_Exercise goal:_
Filter the entries, keeping every line with the word "fill".
====== Extracted records ======
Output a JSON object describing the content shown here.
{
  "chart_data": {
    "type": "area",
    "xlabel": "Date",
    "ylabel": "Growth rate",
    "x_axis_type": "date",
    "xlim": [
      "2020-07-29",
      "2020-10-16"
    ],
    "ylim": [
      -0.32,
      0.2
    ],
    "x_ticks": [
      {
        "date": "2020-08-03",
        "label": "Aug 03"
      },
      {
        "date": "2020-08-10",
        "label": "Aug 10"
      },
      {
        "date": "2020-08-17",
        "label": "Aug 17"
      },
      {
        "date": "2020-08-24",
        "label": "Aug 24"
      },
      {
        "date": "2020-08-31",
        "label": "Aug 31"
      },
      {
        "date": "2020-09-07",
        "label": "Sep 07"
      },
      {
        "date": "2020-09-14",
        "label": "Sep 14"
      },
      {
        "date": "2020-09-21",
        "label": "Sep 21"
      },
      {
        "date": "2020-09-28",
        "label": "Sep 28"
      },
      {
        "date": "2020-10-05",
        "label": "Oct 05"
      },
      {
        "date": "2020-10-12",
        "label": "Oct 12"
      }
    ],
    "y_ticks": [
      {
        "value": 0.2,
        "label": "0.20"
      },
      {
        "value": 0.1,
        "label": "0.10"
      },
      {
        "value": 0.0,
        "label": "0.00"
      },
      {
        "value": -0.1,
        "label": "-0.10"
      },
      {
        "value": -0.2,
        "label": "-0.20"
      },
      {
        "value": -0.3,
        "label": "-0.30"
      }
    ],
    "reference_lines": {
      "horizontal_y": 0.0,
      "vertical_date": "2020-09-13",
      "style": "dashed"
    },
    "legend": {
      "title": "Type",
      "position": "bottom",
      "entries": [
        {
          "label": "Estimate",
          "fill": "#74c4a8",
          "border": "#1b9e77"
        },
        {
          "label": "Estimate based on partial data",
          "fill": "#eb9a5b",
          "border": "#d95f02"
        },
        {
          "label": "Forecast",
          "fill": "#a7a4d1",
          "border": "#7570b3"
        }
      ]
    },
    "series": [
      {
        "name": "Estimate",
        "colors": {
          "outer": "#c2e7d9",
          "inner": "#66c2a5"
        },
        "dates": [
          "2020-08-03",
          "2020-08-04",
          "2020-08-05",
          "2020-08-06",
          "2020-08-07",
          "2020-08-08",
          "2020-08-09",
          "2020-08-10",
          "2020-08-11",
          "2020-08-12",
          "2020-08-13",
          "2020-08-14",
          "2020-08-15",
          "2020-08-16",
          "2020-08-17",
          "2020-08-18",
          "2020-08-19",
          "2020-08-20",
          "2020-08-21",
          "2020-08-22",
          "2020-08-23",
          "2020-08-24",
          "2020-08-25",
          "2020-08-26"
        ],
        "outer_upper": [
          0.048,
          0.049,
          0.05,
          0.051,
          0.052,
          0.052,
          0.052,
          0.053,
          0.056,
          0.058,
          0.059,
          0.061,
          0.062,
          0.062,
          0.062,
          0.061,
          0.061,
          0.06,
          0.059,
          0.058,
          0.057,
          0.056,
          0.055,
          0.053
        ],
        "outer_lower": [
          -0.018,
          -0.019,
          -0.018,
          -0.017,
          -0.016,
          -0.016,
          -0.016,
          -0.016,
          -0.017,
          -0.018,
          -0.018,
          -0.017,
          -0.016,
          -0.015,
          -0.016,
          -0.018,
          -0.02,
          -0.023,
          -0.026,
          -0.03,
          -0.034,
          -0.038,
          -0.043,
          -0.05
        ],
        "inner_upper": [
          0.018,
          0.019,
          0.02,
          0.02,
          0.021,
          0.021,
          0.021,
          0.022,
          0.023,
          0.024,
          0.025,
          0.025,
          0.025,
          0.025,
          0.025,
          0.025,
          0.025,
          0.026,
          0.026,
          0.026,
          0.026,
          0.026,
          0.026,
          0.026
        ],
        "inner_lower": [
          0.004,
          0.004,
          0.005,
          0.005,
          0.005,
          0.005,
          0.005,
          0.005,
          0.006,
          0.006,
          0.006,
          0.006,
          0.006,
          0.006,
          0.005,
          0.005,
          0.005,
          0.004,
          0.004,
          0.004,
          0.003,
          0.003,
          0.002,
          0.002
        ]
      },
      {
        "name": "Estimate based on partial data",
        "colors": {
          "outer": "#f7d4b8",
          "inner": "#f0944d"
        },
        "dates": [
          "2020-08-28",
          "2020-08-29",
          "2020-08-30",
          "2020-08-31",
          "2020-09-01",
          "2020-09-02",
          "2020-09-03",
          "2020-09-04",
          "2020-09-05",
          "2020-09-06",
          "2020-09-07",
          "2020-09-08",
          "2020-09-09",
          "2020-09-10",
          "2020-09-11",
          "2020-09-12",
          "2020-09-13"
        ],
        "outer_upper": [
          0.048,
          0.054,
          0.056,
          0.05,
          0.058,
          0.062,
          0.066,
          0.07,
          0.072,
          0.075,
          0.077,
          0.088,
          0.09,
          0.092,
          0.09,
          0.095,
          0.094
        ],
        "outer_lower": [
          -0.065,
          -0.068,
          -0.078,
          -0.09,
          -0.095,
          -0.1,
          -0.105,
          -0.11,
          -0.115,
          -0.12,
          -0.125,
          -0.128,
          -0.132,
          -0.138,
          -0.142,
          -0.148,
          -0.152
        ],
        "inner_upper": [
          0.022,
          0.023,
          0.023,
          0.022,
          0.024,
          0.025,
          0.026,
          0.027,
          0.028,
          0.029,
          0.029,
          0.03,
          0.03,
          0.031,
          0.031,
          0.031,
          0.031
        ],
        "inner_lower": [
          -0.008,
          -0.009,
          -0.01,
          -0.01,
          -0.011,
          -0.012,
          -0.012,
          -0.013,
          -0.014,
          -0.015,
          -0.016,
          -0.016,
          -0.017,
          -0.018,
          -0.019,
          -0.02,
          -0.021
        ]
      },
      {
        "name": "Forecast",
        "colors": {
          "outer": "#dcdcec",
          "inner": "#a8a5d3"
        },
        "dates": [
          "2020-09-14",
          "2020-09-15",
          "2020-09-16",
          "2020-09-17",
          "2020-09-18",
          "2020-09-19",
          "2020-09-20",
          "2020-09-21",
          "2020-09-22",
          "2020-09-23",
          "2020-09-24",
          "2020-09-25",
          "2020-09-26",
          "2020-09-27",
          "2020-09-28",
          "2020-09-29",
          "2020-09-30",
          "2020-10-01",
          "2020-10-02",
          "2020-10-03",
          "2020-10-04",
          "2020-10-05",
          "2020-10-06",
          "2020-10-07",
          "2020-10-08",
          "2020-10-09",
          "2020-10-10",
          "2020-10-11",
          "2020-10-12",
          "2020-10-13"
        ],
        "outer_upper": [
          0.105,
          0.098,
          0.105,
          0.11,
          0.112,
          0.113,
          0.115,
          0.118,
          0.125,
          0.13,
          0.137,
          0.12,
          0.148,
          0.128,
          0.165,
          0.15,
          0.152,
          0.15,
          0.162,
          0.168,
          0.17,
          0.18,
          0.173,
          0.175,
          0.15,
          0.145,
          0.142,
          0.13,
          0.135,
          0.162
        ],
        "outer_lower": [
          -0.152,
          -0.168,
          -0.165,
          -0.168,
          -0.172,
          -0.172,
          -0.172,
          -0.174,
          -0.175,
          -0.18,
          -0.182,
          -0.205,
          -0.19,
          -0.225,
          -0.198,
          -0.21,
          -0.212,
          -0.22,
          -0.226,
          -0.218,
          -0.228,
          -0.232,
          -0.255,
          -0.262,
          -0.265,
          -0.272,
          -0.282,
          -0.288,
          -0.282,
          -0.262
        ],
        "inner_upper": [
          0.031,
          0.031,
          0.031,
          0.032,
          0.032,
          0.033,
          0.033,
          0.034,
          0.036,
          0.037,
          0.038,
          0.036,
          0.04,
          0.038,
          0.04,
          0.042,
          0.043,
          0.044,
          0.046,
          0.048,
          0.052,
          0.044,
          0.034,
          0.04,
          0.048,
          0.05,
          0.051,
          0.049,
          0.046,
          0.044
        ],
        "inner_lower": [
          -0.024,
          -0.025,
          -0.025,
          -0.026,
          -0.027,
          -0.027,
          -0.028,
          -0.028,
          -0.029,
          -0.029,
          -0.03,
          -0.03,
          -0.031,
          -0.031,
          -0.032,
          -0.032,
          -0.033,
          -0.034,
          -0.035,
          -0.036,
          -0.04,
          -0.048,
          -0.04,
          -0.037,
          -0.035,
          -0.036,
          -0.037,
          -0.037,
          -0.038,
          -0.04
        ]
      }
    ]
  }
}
======
_Correct answer:_
          "fill": "#74c4a8",
          "fill": "#eb9a5b",
          "fill": "#a7a4d1",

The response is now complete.